— What you have to do —
Search the records for "швабры". Copy every line where it appears.

— START OF Listed entries —

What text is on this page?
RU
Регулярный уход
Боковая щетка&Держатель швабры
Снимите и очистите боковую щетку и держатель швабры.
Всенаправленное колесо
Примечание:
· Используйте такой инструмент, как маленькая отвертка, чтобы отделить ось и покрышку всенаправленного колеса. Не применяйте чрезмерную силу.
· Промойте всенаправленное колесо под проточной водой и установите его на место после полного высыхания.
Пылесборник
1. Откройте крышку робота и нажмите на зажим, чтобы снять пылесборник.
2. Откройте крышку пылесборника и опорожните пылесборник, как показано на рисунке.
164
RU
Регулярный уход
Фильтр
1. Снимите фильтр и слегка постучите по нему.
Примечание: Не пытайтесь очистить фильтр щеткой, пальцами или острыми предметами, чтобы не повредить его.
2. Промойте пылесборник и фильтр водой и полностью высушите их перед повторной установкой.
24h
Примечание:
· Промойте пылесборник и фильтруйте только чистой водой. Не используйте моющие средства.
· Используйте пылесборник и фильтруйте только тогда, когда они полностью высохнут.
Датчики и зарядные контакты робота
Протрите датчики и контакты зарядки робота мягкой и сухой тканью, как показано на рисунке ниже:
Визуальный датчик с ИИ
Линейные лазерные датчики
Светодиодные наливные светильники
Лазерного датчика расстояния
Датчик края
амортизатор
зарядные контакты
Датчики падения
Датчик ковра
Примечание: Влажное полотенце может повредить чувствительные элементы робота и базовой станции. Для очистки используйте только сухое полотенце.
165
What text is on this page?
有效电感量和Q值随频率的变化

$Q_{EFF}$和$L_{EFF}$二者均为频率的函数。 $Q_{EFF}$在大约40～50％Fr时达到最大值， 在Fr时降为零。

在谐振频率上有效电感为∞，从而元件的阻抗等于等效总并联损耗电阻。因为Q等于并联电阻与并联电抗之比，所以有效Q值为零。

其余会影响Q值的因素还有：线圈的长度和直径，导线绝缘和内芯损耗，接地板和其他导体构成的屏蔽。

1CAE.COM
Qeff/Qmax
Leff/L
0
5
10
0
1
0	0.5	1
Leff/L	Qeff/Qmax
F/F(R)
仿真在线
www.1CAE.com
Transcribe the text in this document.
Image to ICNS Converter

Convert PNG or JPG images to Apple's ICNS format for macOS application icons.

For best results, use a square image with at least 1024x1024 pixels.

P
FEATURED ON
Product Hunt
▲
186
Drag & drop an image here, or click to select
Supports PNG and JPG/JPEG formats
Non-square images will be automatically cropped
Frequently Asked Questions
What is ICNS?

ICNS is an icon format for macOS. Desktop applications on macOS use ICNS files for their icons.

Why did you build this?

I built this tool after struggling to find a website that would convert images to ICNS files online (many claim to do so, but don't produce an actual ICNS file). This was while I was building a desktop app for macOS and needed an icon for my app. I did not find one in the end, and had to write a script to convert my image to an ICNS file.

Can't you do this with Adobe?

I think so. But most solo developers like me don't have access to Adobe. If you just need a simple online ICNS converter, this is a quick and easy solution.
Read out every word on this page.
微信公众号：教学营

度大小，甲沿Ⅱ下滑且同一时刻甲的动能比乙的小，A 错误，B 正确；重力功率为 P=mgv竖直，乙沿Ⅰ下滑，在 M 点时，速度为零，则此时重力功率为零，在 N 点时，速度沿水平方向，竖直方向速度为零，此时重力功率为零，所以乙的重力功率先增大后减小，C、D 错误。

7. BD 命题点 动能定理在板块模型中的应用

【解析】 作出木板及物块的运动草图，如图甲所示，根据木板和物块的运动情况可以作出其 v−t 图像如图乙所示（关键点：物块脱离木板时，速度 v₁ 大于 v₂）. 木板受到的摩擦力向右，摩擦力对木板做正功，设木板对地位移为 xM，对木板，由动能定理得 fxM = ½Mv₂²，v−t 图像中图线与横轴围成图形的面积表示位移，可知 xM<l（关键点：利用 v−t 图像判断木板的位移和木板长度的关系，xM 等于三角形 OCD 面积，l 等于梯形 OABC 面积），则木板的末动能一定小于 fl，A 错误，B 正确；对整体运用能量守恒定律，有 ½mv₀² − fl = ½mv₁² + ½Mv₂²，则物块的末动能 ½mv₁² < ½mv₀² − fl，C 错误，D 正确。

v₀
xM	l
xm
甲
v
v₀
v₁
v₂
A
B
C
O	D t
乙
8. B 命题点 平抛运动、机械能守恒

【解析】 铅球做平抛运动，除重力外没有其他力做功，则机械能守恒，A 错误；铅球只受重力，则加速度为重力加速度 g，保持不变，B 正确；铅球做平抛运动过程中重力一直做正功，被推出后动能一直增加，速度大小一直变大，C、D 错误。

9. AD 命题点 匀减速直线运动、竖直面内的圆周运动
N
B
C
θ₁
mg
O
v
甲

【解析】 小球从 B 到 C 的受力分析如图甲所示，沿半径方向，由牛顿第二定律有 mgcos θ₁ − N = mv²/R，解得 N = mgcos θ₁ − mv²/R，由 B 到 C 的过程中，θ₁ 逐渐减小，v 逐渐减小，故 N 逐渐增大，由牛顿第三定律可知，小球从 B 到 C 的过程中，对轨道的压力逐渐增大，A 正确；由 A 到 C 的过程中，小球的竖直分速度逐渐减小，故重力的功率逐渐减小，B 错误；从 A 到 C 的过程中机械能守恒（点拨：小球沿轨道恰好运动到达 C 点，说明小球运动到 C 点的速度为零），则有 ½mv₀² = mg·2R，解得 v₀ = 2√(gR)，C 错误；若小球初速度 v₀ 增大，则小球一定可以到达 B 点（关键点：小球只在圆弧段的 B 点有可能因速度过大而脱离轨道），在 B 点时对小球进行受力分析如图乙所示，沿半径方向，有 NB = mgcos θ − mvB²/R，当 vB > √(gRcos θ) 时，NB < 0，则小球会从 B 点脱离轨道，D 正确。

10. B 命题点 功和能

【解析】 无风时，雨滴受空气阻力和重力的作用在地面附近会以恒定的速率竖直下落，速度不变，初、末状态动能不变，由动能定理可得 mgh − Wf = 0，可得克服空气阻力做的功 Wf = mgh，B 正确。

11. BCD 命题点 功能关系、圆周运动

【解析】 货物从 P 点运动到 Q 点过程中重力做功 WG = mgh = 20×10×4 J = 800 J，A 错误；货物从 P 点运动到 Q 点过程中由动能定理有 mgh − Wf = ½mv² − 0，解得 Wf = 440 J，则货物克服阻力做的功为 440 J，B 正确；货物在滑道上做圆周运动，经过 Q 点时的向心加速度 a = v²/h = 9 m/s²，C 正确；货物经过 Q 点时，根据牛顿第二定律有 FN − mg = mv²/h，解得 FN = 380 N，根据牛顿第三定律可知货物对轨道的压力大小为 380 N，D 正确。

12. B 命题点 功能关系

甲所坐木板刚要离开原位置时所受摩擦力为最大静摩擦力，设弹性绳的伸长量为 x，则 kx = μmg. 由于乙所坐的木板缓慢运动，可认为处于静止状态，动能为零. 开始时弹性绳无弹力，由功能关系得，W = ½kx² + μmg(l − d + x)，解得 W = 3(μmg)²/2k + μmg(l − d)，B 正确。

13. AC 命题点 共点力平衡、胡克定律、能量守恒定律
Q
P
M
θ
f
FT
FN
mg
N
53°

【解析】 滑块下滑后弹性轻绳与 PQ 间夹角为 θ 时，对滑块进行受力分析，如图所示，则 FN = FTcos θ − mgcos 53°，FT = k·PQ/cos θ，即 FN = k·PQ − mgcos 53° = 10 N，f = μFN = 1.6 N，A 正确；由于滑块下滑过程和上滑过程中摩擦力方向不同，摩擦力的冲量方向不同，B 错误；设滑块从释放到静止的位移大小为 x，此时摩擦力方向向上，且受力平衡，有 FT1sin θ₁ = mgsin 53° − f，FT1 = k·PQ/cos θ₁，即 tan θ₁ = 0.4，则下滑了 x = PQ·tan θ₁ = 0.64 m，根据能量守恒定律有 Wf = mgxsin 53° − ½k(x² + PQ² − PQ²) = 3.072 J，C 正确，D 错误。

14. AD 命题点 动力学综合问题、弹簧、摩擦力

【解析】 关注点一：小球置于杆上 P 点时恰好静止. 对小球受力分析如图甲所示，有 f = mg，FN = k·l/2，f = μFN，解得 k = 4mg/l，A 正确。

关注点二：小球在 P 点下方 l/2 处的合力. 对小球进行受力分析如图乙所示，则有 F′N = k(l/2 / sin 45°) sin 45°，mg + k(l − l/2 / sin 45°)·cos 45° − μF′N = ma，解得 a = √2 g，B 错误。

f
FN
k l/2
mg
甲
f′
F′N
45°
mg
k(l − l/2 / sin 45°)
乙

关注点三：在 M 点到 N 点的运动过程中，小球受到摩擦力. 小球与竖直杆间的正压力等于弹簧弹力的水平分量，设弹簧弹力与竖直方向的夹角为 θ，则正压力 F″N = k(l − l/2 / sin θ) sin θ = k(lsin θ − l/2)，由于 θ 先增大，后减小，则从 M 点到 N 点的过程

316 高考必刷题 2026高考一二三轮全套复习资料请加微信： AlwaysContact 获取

— END OF Listed entries —

— The reply —
Боковая щетка&Держатель швабры
Снимите и очистите боковую щетку и держатель швабры.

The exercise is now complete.